» The problem: The records that follow must be reproduced in full, exactly as written.

── Excerpted records

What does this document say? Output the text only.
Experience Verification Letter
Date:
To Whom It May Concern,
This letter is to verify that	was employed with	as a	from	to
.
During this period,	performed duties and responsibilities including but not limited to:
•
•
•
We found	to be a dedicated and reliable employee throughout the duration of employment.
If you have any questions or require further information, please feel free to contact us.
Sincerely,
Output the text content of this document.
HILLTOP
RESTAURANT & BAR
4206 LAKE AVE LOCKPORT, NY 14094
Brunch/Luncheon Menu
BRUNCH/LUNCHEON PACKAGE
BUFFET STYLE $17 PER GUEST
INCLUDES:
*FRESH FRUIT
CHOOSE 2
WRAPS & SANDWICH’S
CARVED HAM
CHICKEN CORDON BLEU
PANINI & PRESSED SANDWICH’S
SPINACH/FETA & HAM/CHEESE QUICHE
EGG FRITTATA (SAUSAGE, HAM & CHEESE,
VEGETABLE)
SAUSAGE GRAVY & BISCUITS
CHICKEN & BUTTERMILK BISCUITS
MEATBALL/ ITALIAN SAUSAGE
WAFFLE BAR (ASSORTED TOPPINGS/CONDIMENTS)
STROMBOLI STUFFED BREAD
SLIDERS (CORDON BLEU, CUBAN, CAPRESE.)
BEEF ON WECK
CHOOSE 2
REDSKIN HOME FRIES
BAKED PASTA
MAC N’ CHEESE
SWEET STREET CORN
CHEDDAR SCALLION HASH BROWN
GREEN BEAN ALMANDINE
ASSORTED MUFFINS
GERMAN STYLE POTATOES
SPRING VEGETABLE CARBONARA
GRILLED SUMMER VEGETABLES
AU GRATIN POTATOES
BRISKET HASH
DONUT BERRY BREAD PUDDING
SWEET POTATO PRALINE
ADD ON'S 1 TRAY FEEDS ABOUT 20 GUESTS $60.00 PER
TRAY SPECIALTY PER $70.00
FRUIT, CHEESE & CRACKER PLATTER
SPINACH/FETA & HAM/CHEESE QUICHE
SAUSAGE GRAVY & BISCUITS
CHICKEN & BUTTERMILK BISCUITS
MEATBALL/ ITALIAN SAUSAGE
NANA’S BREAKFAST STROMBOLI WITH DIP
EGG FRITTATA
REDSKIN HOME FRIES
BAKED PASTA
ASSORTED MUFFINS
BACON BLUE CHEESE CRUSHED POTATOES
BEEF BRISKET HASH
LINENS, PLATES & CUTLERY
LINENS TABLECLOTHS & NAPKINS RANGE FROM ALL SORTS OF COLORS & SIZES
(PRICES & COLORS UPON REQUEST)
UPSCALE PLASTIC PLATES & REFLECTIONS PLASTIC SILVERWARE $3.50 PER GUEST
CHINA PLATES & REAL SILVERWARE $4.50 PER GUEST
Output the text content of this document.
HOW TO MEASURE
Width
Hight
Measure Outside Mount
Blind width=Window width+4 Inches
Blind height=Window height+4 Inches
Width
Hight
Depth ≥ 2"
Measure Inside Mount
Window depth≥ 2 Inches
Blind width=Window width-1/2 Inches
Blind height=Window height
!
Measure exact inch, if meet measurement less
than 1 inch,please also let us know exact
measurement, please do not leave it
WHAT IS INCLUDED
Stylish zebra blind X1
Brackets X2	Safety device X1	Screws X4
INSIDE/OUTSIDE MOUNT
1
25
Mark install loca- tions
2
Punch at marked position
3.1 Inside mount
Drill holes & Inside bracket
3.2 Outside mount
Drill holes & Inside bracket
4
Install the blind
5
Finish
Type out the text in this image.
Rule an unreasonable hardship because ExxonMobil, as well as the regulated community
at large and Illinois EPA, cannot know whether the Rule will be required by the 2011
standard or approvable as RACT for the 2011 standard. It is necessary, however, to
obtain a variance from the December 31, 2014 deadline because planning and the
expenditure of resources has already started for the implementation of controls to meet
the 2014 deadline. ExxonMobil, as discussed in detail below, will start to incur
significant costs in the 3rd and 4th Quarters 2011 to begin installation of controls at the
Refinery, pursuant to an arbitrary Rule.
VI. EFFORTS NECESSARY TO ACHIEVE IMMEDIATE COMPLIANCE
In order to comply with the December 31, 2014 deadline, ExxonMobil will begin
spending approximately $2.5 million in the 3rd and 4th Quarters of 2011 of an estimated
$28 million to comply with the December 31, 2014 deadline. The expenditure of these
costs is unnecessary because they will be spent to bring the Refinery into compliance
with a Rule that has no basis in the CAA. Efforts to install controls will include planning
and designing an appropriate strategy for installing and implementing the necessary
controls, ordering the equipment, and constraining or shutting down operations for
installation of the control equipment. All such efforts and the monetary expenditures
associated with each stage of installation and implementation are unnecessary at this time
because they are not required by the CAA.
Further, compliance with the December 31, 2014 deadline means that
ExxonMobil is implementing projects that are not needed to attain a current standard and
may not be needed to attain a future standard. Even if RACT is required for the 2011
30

────

» Solved problem:
What does this document say? Output the text only.
Experience Verification Letter
Date:
To Whom It May Concern,
This letter is to verify that	was employed with	as a	from	to
.
During this period,	performed duties and responsibilities including but not limited to:
•
•
•
We found	to be a dedicated and reliable employee throughout the duration of employment.
If you have any questions or require further information, please feel free to contact us.
Sincerely,
Output the text content of this document.
HILLTOP
RESTAURANT & BAR
4206 LAKE AVE LOCKPORT, NY 14094
Brunch/Luncheon Menu
BRUNCH/LUNCHEON PACKAGE
BUFFET STYLE $17 PER GUEST
INCLUDES:
*FRESH FRUIT
CHOOSE 2
WRAPS & SANDWICH’S
CARVED HAM
CHICKEN CORDON BLEU
PANINI & PRESSED SANDWICH’S
SPINACH/FETA & HAM/CHEESE QUICHE
EGG FRITTATA (SAUSAGE, HAM & CHEESE,
VEGETABLE)
SAUSAGE GRAVY & BISCUITS
CHICKEN & BUTTERMILK BISCUITS
MEATBALL/ ITALIAN SAUSAGE
WAFFLE BAR (ASSORTED TOPPINGS/CONDIMENTS)
STROMBOLI STUFFED BREAD
SLIDERS (CORDON BLEU, CUBAN, CAPRESE.)
BEEF ON WECK
CHOOSE 2
REDSKIN HOME FRIES
BAKED PASTA
MAC N’ CHEESE
SWEET STREET CORN
CHEDDAR SCALLION HASH BROWN
GREEN BEAN ALMANDINE
ASSORTED MUFFINS
GERMAN STYLE POTATOES
SPRING VEGETABLE CARBONARA
GRILLED SUMMER VEGETABLES
AU GRATIN POTATOES
BRISKET HASH
DONUT BERRY BREAD PUDDING
SWEET POTATO PRALINE
ADD ON'S 1 TRAY FEEDS ABOUT 20 GUESTS $60.00 PER
TRAY SPECIALTY PER $70.00
FRUIT, CHEESE & CRACKER PLATTER
SPINACH/FETA & HAM/CHEESE QUICHE
SAUSAGE GRAVY & BISCUITS
CHICKEN & BUTTERMILK BISCUITS
MEATBALL/ ITALIAN SAUSAGE
NANA’S BREAKFAST STROMBOLI WITH DIP
EGG FRITTATA
REDSKIN HOME FRIES
BAKED PASTA
ASSORTED MUFFINS
BACON BLUE CHEESE CRUSHED POTATOES
BEEF BRISKET HASH
LINENS, PLATES & CUTLERY
LINENS TABLECLOTHS & NAPKINS RANGE FROM ALL SORTS OF COLORS & SIZES
(PRICES & COLORS UPON REQUEST)
UPSCALE PLASTIC PLATES & REFLECTIONS PLASTIC SILVERWARE $3.50 PER GUEST
CHINA PLATES & REAL SILVERWARE $4.50 PER GUEST
Output the text content of this document.
HOW TO MEASURE
Width
Hight
Measure Outside Mount
Blind width=Window width+4 Inches
Blind height=Window height+4 Inches
Width
Hight
Depth ≥ 2"
Measure Inside Mount
Window depth≥ 2 Inches
Blind width=Window width-1/2 Inches
Blind height=Window height
!
Measure exact inch, if meet measurement less
than 1 inch,please also let us know exact
measurement, please do not leave it
WHAT IS INCLUDED
Stylish zebra blind X1
Brackets X2	Safety device X1	Screws X4
INSIDE/OUTSIDE MOUNT
1
25
Mark install loca- tions
2
Punch at marked position
3.1 Inside mount
Drill holes & Inside bracket
3.2 Outside mount
Drill holes & Inside bracket
4
Install the blind
5
Finish
Type out the text in this image.
Rule an unreasonable hardship because ExxonMobil, as well as the regulated community
at large and Illinois EPA, cannot know whether the Rule will be required by the 2011
standard or approvable as RACT for the 2011 standard. It is necessary, however, to
obtain a variance from the December 31, 2014 deadline because planning and the
expenditure of resources has already started for the implementation of controls to meet
the 2014 deadline. ExxonMobil, as discussed in detail below, will start to incur
significant costs in the 3rd and 4th Quarters 2011 to begin installation of controls at the
Refinery, pursuant to an arbitrary Rule.
VI. EFFORTS NECESSARY TO ACHIEVE IMMEDIATE COMPLIANCE
In order to comply with the December 31, 2014 deadline, ExxonMobil will begin
spending approximately $2.5 million in the 3rd and 4th Quarters of 2011 of an estimated
$28 million to comply with the December 31, 2014 deadline. The expenditure of these
costs is unnecessary because they will be spent to bring the Refinery into compliance
with a Rule that has no basis in the CAA. Efforts to install controls will include planning
and designing an appropriate strategy for installing and implementing the necessary
controls, ordering the equipment, and constraining or shutting down operations for
installation of the control equipment. All such efforts and the monetary expenditures
associated with each stage of installation and implementation are unnecessary at this time
because they are not required by the CAA.
Further, compliance with the December 31, 2014 deadline means that
ExxonMobil is implementing projects that are not needed to attain a current standard and
may not be needed to attain a future standard. Even if RACT is required for the 2011
30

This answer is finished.